> [Set exercise]: Whenever a line contains the string "associée", copy it out of the entries.

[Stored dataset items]
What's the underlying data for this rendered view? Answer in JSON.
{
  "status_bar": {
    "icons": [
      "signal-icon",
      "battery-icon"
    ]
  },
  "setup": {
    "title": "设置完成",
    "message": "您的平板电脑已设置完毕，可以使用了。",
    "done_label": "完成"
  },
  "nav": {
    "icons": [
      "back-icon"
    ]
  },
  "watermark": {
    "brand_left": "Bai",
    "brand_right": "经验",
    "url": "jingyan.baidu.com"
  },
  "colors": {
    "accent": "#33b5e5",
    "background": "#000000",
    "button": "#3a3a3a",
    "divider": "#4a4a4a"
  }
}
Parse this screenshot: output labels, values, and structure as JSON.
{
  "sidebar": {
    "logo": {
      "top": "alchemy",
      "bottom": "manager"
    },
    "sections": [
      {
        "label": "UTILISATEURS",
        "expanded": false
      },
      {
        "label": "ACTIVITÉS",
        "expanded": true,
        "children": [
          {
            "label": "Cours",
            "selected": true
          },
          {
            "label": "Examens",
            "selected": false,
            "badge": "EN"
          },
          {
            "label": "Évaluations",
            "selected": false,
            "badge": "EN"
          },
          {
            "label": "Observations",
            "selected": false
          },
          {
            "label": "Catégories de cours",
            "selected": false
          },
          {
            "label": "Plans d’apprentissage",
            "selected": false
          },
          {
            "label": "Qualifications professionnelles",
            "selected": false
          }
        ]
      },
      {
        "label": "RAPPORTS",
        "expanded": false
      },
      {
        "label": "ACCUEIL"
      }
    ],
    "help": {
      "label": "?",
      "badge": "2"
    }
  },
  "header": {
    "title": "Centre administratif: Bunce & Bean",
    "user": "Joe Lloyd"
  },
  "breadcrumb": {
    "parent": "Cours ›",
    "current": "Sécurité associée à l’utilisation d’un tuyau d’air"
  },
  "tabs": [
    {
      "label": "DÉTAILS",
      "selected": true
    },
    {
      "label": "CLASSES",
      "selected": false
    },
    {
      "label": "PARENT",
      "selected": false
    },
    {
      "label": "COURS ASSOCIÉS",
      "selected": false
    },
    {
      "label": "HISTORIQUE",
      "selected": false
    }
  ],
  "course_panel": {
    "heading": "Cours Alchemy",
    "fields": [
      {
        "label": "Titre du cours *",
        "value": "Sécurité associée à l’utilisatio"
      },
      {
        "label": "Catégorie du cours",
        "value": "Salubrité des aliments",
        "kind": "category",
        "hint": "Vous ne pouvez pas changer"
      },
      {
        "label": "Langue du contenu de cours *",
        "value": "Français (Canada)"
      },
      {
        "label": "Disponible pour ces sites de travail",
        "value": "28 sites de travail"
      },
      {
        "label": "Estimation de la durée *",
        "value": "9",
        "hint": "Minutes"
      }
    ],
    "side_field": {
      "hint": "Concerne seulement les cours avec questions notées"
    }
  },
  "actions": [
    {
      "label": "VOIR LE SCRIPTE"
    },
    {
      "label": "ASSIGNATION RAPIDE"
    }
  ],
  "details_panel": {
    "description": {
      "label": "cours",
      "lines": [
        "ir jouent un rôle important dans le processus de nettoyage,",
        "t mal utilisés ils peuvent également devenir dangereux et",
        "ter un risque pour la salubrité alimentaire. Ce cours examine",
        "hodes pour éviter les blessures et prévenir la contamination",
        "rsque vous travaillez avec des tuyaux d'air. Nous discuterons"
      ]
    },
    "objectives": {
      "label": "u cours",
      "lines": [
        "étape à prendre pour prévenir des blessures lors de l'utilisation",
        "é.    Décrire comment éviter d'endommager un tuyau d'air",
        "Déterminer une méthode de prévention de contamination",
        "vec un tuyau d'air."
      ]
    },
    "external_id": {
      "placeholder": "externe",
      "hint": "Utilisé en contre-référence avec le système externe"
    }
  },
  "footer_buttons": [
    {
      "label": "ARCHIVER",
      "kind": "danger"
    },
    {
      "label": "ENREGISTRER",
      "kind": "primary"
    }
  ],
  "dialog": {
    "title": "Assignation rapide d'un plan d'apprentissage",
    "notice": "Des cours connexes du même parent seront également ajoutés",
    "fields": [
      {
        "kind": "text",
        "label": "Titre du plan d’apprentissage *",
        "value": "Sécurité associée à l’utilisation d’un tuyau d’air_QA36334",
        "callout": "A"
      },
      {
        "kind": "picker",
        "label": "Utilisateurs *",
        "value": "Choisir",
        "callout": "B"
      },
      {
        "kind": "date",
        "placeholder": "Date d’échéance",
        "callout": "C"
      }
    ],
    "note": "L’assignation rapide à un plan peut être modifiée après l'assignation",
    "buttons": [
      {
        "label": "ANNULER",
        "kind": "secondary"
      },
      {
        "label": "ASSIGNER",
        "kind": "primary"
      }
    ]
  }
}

> [Exercise answer]:
    "current": "Sécurité associée à l’utilisation d’un tuyau d’air"
        "value": "Sécurité associée à l’utilisatio"
        "value": "Sécurité associée à l’utilisation d’un tuyau d’air_QA36334",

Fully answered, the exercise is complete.